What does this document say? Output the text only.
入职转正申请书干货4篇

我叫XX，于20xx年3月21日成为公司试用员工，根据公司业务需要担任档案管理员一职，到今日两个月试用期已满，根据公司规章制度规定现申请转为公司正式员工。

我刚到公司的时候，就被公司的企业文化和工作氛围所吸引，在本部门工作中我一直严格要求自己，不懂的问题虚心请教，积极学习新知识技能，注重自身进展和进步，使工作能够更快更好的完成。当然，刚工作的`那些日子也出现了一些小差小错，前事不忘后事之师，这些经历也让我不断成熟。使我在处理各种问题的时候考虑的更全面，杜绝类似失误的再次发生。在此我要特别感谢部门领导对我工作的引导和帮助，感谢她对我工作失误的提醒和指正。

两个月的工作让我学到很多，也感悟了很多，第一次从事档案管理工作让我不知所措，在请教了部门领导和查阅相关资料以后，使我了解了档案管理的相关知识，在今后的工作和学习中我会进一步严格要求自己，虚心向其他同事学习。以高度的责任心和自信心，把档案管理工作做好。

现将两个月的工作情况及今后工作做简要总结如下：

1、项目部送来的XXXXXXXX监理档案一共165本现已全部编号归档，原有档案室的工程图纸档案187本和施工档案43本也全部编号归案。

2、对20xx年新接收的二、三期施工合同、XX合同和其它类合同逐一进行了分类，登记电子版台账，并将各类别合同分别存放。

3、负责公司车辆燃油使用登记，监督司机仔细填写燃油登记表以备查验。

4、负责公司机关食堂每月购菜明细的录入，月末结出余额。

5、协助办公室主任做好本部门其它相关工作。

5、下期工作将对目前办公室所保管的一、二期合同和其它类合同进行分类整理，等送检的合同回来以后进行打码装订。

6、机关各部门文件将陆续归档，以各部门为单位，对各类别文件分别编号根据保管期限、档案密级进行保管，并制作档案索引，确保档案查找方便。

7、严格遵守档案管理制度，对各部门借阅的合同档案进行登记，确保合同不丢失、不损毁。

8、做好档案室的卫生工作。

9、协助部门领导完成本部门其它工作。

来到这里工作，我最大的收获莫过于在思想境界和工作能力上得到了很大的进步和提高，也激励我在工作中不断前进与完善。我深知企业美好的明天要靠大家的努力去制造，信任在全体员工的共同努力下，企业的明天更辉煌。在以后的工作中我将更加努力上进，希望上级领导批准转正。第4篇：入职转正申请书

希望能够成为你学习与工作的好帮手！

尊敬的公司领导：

▸ WORK TO COMPLETE: Output the records exactly, including every line.

▸ WRITTEN ANSWER:
What does this document say? Output the text only.
入职转正申请书干货4篇

我叫XX，于20xx年3月21日成为公司试用员工，根据公司业务需要担任档案管理员一职，到今日两个月试用期已满，根据公司规章制度规定现申请转为公司正式员工。

我刚到公司的时候，就被公司的企业文化和工作氛围所吸引，在本部门工作中我一直严格要求自己，不懂的问题虚心请教，积极学习新知识技能，注重自身进展和进步，使工作能够更快更好的完成。当然，刚工作的`那些日子也出现了一些小差小错，前事不忘后事之师，这些经历也让我不断成熟。使我在处理各种问题的时候考虑的更全面，杜绝类似失误的再次发生。在此我要特别感谢部门领导对我工作的引导和帮助，感谢她对我工作失误的提醒和指正。

两个月的工作让我学到很多，也感悟了很多，第一次从事档案管理工作让我不知所措，在请教了部门领导和查阅相关资料以后，使我了解了档案管理的相关知识，在今后的工作和学习中我会进一步严格要求自己，虚心向其他同事学习。以高度的责任心和自信心，把档案管理工作做好。

现将两个月的工作情况及今后工作做简要总结如下：

1、项目部送来的XXXXXXXX监理档案一共165本现已全部编号归档，原有档案室的工程图纸档案187本和施工档案43本也全部编号归案。

2、对20xx年新接收的二、三期施工合同、XX合同和其它类合同逐一进行了分类，登记电子版台账，并将各类别合同分别存放。

3、负责公司车辆燃油使用登记，监督司机仔细填写燃油登记表以备查验。

4、负责公司机关食堂每月购菜明细的录入，月末结出余额。

5、协助办公室主任做好本部门其它相关工作。

5、下期工作将对目前办公室所保管的一、二期合同和其它类合同进行分类整理，等送检的合同回来以后进行打码装订。

6、机关各部门文件将陆续归档，以各部门为单位，对各类别文件分别编号根据保管期限、档案密级进行保管，并制作档案索引，确保档案查找方便。

7、严格遵守档案管理制度，对各部门借阅的合同档案进行登记，确保合同不丢失、不损毁。

8、做好档案室的卫生工作。

9、协助部门领导完成本部门其它工作。

来到这里工作，我最大的收获莫过于在思想境界和工作能力上得到了很大的进步和提高，也激励我在工作中不断前进与完善。我深知企业美好的明天要靠大家的努力去制造，信任在全体员工的共同努力下，企业的明天更辉煌。在以后的工作中我将更加努力上进，希望上级领导批准转正。第4篇：入职转正申请书

希望能够成为你学习与工作的好帮手！

尊敬的公司领导：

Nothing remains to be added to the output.